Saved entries
-- Start --

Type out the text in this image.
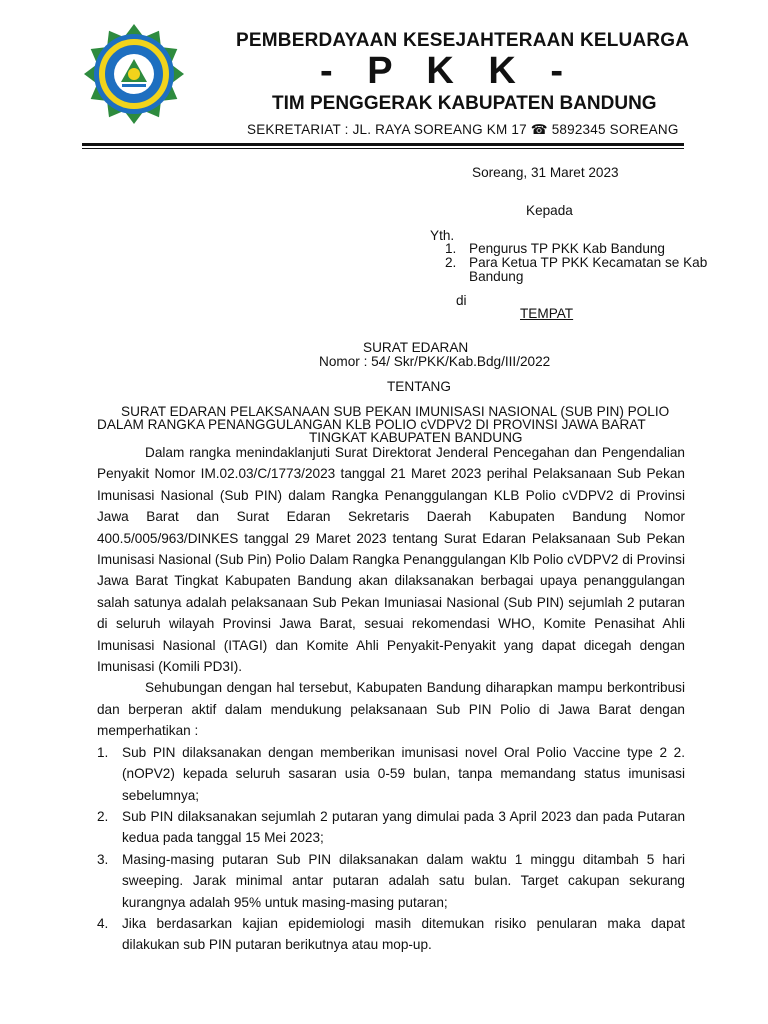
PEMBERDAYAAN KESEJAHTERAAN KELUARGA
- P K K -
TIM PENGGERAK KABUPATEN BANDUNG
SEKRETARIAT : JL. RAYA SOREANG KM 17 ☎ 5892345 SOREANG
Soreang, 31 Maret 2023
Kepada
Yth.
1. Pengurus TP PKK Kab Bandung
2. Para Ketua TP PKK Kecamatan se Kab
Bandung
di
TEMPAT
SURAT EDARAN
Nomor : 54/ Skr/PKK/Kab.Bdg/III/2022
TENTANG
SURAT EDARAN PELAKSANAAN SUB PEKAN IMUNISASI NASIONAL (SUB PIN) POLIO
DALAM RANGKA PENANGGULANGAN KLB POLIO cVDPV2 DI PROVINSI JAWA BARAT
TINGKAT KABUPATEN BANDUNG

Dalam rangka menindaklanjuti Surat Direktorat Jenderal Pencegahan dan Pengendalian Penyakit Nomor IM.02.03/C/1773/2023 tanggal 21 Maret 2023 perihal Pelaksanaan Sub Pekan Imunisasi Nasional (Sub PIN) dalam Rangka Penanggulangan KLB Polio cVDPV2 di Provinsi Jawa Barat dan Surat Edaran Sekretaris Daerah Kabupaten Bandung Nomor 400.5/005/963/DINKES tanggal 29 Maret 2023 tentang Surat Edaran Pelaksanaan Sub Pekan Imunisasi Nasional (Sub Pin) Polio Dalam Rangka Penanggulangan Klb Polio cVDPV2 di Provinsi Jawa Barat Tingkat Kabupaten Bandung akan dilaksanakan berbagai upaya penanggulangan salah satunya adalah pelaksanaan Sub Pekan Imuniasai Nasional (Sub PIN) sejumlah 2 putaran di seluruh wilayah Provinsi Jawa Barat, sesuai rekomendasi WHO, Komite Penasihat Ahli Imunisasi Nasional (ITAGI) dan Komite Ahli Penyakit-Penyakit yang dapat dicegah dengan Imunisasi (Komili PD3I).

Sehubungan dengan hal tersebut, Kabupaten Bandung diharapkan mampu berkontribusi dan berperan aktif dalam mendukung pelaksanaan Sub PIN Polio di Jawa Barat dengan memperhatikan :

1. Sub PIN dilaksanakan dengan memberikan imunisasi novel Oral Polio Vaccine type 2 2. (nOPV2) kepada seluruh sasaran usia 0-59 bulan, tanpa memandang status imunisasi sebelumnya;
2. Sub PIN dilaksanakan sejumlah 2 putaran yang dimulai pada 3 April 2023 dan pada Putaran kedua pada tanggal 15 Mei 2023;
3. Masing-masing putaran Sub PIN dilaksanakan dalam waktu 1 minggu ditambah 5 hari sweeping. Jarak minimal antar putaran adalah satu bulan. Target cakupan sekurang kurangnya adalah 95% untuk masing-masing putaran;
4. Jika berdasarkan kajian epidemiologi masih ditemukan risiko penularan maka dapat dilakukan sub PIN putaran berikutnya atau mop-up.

-- End --

Instructions to follow
Write out the full listing verbatim, excluding its pictures.

The completed task
Type out the text in this image.
PEMBERDAYAAN KESEJAHTERAAN KELUARGA
- P K K -
TIM PENGGERAK KABUPATEN BANDUNG
SEKRETARIAT : JL. RAYA SOREANG KM 17 ☎ 5892345 SOREANG
Soreang, 31 Maret 2023
Kepada
Yth.
1. Pengurus TP PKK Kab Bandung
2. Para Ketua TP PKK Kecamatan se Kab
Bandung
di
TEMPAT
SURAT EDARAN
Nomor : 54/ Skr/PKK/Kab.Bdg/III/2022
TENTANG
SURAT EDARAN PELAKSANAAN SUB PEKAN IMUNISASI NASIONAL (SUB PIN) POLIO
DALAM RANGKA PENANGGULANGAN KLB POLIO cVDPV2 DI PROVINSI JAWA BARAT
TINGKAT KABUPATEN BANDUNG

Dalam rangka menindaklanjuti Surat Direktorat Jenderal Pencegahan dan Pengendalian Penyakit Nomor IM.02.03/C/1773/2023 tanggal 21 Maret 2023 perihal Pelaksanaan Sub Pekan Imunisasi Nasional (Sub PIN) dalam Rangka Penanggulangan KLB Polio cVDPV2 di Provinsi Jawa Barat dan Surat Edaran Sekretaris Daerah Kabupaten Bandung Nomor 400.5/005/963/DINKES tanggal 29 Maret 2023 tentang Surat Edaran Pelaksanaan Sub Pekan Imunisasi Nasional (Sub Pin) Polio Dalam Rangka Penanggulangan Klb Polio cVDPV2 di Provinsi Jawa Barat Tingkat Kabupaten Bandung akan dilaksanakan berbagai upaya penanggulangan salah satunya adalah pelaksanaan Sub Pekan Imuniasai Nasional (Sub PIN) sejumlah 2 putaran di seluruh wilayah Provinsi Jawa Barat, sesuai rekomendasi WHO, Komite Penasihat Ahli Imunisasi Nasional (ITAGI) dan Komite Ahli Penyakit-Penyakit yang dapat dicegah dengan Imunisasi (Komili PD3I).

Sehubungan dengan hal tersebut, Kabupaten Bandung diharapkan mampu berkontribusi dan berperan aktif dalam mendukung pelaksanaan Sub PIN Polio di Jawa Barat dengan memperhatikan :

1. Sub PIN dilaksanakan dengan memberikan imunisasi novel Oral Polio Vaccine type 2 2. (nOPV2) kepada seluruh sasaran usia 0-59 bulan, tanpa memandang status imunisasi sebelumnya;
2. Sub PIN dilaksanakan sejumlah 2 putaran yang dimulai pada 3 April 2023 dan pada Putaran kedua pada tanggal 15 Mei 2023;
3. Masing-masing putaran Sub PIN dilaksanakan dalam waktu 1 minggu ditambah 5 hari sweeping. Jarak minimal antar putaran adalah satu bulan. Target cakupan sekurang kurangnya adalah 95% untuk masing-masing putaran;
4. Jika berdasarkan kajian epidemiologi masih ditemukan risiko penularan maka dapat dilakukan sub PIN putaran berikutnya atau mop-up.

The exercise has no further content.